:: Supplied entries ::
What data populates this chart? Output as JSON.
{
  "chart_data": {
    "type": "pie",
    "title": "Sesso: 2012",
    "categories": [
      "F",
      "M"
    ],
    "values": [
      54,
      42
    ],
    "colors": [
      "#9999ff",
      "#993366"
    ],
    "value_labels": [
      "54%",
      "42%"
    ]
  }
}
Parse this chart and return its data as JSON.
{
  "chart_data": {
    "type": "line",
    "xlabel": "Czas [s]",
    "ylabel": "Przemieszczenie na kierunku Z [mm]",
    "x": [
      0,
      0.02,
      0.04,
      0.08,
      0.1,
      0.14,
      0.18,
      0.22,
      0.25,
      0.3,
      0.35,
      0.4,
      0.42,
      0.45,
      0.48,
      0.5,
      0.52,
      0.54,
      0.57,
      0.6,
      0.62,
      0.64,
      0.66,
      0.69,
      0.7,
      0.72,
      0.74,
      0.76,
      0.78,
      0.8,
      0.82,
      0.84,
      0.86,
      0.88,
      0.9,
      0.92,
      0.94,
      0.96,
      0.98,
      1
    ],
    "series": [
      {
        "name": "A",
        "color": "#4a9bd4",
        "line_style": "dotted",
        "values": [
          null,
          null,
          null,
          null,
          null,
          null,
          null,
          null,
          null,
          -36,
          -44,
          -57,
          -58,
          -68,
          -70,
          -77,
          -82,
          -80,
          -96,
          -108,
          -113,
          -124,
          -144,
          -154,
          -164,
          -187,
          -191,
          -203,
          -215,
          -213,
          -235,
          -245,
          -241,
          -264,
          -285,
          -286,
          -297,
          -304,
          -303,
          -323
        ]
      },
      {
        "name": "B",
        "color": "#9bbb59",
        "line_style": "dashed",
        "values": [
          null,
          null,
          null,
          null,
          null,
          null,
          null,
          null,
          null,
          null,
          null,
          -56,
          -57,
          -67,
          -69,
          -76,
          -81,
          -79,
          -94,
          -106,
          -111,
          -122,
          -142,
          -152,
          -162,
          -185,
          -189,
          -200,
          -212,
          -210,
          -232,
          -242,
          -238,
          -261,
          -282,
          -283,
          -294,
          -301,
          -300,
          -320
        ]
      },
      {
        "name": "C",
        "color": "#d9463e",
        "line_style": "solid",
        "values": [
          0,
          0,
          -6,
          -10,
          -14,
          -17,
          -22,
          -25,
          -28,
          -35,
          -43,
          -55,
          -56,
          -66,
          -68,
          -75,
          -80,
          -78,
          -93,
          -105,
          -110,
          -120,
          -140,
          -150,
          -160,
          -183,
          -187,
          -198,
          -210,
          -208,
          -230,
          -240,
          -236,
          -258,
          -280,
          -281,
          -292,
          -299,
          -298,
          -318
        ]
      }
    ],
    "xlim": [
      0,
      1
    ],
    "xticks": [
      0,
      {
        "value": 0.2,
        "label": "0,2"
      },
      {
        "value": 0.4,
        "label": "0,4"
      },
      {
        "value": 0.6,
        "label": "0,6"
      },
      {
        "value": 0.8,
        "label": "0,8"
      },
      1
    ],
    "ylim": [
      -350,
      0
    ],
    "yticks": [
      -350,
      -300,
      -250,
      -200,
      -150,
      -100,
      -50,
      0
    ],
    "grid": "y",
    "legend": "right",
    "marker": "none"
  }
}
:::
Copy in full each line that holds the word "JSON".

_Answer_
What data populates this chart? Output as JSON.
Parse this chart and return its data as JSON.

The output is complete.